--- START Entries supplied ---
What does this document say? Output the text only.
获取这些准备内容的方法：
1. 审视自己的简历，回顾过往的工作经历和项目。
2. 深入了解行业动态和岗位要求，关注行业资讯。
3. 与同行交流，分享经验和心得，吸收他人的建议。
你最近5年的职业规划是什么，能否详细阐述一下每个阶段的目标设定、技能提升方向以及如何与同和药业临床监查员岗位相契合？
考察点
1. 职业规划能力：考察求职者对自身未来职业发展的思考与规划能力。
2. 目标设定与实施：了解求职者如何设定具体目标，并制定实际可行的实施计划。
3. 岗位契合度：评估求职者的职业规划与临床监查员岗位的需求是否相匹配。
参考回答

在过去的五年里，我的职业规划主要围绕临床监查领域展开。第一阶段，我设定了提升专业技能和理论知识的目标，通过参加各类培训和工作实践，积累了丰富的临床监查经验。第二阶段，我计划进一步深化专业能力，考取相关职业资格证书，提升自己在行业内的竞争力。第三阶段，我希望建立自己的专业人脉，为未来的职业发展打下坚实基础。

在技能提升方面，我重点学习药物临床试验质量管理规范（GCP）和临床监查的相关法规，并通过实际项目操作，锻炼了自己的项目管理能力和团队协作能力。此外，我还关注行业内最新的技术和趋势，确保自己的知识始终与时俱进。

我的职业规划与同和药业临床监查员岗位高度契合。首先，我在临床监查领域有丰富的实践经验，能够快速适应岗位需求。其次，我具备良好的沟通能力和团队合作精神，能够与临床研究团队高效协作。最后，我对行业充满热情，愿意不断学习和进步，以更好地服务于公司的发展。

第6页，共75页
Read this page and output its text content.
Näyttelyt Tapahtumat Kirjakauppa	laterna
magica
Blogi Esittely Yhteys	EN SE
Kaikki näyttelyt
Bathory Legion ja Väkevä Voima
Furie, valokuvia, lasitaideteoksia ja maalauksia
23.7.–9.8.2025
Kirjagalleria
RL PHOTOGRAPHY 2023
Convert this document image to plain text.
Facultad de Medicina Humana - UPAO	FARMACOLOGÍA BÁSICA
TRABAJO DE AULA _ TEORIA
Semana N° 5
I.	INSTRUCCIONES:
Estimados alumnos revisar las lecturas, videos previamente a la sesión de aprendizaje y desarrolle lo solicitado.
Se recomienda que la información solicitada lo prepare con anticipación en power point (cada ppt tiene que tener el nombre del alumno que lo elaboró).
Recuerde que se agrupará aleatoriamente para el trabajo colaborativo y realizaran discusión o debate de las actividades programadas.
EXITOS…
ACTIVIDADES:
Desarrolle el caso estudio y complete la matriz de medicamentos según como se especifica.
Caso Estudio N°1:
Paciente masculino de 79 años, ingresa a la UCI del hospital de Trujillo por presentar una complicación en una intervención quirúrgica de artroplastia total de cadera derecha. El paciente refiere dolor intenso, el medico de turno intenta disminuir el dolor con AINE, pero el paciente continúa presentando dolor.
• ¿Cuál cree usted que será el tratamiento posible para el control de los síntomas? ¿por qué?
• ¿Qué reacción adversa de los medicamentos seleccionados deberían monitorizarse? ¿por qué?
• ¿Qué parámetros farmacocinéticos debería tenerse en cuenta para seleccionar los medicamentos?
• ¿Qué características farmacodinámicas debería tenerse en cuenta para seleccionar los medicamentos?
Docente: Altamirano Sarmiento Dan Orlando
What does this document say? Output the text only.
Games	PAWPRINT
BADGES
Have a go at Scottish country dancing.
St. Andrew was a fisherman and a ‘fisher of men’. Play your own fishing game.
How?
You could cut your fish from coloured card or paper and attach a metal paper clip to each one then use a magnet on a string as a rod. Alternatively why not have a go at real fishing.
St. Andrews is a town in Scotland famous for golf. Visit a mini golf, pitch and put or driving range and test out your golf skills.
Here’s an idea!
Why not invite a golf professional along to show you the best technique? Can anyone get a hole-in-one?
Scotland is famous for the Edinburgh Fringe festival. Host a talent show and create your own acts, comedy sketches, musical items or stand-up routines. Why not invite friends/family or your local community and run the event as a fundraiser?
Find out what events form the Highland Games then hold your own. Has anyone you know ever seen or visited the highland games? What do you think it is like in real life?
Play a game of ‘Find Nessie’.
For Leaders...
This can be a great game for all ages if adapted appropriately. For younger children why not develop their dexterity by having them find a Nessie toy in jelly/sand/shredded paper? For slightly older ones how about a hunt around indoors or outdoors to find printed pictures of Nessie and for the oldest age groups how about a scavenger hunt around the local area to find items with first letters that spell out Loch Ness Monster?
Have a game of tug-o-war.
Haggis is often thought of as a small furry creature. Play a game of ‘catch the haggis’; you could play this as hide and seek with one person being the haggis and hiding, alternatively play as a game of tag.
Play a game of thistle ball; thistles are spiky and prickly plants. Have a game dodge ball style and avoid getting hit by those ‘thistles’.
--- END Entries supplied ---
→ Task directions: Each record should come back exactly as written.

→ Answer for this exercise:
What does this document say? Output the text only.
获取这些准备内容的方法：
1. 审视自己的简历，回顾过往的工作经历和项目。
2. 深入了解行业动态和岗位要求，关注行业资讯。
3. 与同行交流，分享经验和心得，吸收他人的建议。
你最近5年的职业规划是什么，能否详细阐述一下每个阶段的目标设定、技能提升方向以及如何与同和药业临床监查员岗位相契合？
考察点
1. 职业规划能力：考察求职者对自身未来职业发展的思考与规划能力。
2. 目标设定与实施：了解求职者如何设定具体目标，并制定实际可行的实施计划。
3. 岗位契合度：评估求职者的职业规划与临床监查员岗位的需求是否相匹配。
参考回答

在过去的五年里，我的职业规划主要围绕临床监查领域展开。第一阶段，我设定了提升专业技能和理论知识的目标，通过参加各类培训和工作实践，积累了丰富的临床监查经验。第二阶段，我计划进一步深化专业能力，考取相关职业资格证书，提升自己在行业内的竞争力。第三阶段，我希望建立自己的专业人脉，为未来的职业发展打下坚实基础。

在技能提升方面，我重点学习药物临床试验质量管理规范（GCP）和临床监查的相关法规，并通过实际项目操作，锻炼了自己的项目管理能力和团队协作能力。此外，我还关注行业内最新的技术和趋势，确保自己的知识始终与时俱进。

我的职业规划与同和药业临床监查员岗位高度契合。首先，我在临床监查领域有丰富的实践经验，能够快速适应岗位需求。其次，我具备良好的沟通能力和团队合作精神，能够与临床研究团队高效协作。最后，我对行业充满热情，愿意不断学习和进步，以更好地服务于公司的发展。

第6页，共75页
Read this page and output its text content.
Näyttelyt Tapahtumat Kirjakauppa	laterna
magica
Blogi Esittely Yhteys	EN SE
Kaikki näyttelyt
Bathory Legion ja Väkevä Voima
Furie, valokuvia, lasitaideteoksia ja maalauksia
23.7.–9.8.2025
Kirjagalleria
RL PHOTOGRAPHY 2023
Convert this document image to plain text.
Facultad de Medicina Humana - UPAO	FARMACOLOGÍA BÁSICA
TRABAJO DE AULA _ TEORIA
Semana N° 5
I.	INSTRUCCIONES:
Estimados alumnos revisar las lecturas, videos previamente a la sesión de aprendizaje y desarrolle lo solicitado.
Se recomienda que la información solicitada lo prepare con anticipación en power point (cada ppt tiene que tener el nombre del alumno que lo elaboró).
Recuerde que se agrupará aleatoriamente para el trabajo colaborativo y realizaran discusión o debate de las actividades programadas.
EXITOS…
ACTIVIDADES:
Desarrolle el caso estudio y complete la matriz de medicamentos según como se especifica.
Caso Estudio N°1:
Paciente masculino de 79 años, ingresa a la UCI del hospital de Trujillo por presentar una complicación en una intervención quirúrgica de artroplastia total de cadera derecha. El paciente refiere dolor intenso, el medico de turno intenta disminuir el dolor con AINE, pero el paciente continúa presentando dolor.
• ¿Cuál cree usted que será el tratamiento posible para el control de los síntomas? ¿por qué?
• ¿Qué reacción adversa de los medicamentos seleccionados deberían monitorizarse? ¿por qué?
• ¿Qué parámetros farmacocinéticos debería tenerse en cuenta para seleccionar los medicamentos?
• ¿Qué características farmacodinámicas debería tenerse en cuenta para seleccionar los medicamentos?
Docente: Altamirano Sarmiento Dan Orlando
What does this document say? Output the text only.
Games	PAWPRINT
BADGES
Have a go at Scottish country dancing.
St. Andrew was a fisherman and a ‘fisher of men’. Play your own fishing game.
How?
You could cut your fish from coloured card or paper and attach a metal paper clip to each one then use a magnet on a string as a rod. Alternatively why not have a go at real fishing.
St. Andrews is a town in Scotland famous for golf. Visit a mini golf, pitch and put or driving range and test out your golf skills.
Here’s an idea!
Why not invite a golf professional along to show you the best technique? Can anyone get a hole-in-one?
Scotland is famous for the Edinburgh Fringe festival. Host a talent show and create your own acts, comedy sketches, musical items or stand-up routines. Why not invite friends/family or your local community and run the event as a fundraiser?
Find out what events form the Highland Games then hold your own. Has anyone you know ever seen or visited the highland games? What do you think it is like in real life?
Play a game of ‘Find Nessie’.
For Leaders...
This can be a great game for all ages if adapted appropriately. For younger children why not develop their dexterity by having them find a Nessie toy in jelly/sand/shredded paper? For slightly older ones how about a hunt around indoors or outdoors to find printed pictures of Nessie and for the oldest age groups how about a scavenger hunt around the local area to find items with first letters that spell out Loch Ness Monster?
Have a game of tug-o-war.
Haggis is often thought of as a small furry creature. Play a game of ‘catch the haggis’; you could play this as hide and seek with one person being the haggis and hiding, alternatively play as a game of tag.
Play a game of thistle ball; thistles are spiky and prickly plants. Have a game dodge ball style and avoid getting hit by those ‘thistles’.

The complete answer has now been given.